State the number of lines that contain "آگهی", with no other text.

start DATASET EXCERPTS

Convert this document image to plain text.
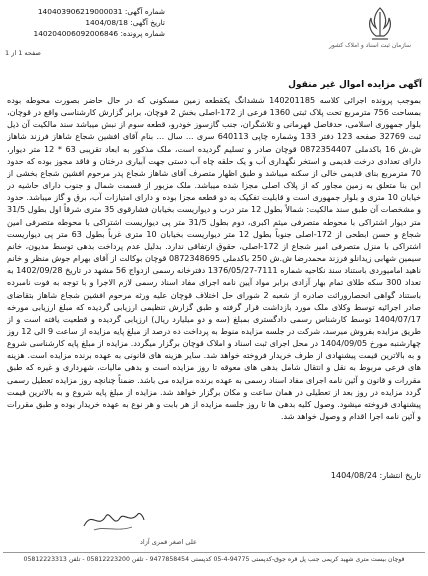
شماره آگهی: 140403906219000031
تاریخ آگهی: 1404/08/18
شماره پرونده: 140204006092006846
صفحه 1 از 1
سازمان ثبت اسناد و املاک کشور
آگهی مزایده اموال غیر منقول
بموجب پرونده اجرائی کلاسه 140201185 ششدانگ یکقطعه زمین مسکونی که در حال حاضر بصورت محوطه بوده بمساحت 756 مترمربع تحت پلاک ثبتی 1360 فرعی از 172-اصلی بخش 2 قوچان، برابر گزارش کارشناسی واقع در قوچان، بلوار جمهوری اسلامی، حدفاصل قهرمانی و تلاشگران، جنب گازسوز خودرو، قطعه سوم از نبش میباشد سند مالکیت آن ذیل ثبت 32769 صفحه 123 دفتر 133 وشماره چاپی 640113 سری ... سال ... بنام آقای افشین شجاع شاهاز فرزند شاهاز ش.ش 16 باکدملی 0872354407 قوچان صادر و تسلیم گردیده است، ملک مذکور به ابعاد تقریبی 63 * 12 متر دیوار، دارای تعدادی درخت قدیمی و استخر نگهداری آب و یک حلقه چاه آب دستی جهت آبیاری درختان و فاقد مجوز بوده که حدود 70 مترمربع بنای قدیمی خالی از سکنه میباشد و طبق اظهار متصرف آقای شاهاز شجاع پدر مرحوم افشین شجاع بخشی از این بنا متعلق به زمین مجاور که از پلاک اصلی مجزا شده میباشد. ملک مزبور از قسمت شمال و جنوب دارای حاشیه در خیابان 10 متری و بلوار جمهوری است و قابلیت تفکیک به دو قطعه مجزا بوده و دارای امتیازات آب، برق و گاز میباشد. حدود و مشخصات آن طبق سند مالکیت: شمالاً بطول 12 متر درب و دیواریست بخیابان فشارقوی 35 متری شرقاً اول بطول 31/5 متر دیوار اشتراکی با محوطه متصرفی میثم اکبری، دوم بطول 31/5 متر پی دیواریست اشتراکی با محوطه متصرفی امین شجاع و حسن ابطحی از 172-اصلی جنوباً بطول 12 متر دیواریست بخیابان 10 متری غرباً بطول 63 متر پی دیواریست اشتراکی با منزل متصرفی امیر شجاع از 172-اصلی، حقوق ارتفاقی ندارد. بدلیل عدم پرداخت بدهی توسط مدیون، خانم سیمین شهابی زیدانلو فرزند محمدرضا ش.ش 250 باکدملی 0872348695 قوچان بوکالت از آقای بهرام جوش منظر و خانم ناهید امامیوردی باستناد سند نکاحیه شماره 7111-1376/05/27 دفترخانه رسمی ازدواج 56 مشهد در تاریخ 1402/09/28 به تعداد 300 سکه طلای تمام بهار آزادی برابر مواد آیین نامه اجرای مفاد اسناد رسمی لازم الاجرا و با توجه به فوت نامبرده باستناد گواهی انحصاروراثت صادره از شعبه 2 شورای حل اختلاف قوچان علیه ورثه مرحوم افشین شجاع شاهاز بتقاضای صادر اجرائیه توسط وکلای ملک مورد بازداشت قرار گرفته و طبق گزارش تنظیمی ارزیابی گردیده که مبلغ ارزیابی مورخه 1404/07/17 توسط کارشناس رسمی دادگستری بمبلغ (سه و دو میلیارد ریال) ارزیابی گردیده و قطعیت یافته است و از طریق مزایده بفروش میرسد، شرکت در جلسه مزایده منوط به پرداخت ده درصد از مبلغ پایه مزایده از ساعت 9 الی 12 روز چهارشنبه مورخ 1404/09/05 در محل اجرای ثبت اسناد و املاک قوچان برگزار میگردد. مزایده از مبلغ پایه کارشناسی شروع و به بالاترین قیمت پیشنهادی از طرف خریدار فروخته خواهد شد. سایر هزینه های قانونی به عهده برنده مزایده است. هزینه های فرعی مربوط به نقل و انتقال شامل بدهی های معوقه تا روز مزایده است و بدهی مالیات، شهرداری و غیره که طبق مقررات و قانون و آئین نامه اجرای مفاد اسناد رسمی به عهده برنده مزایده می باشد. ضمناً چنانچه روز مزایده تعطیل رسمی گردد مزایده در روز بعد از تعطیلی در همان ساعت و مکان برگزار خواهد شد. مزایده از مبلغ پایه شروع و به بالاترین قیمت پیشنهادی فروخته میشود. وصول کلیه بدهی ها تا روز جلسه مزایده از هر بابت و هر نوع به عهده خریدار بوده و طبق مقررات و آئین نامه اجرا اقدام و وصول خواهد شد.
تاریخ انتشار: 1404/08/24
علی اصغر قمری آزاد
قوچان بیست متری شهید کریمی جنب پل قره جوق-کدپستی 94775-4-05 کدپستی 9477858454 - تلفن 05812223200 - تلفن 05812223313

end DATASET EXCERPTS

* [EXPECTED ANSWER]: 3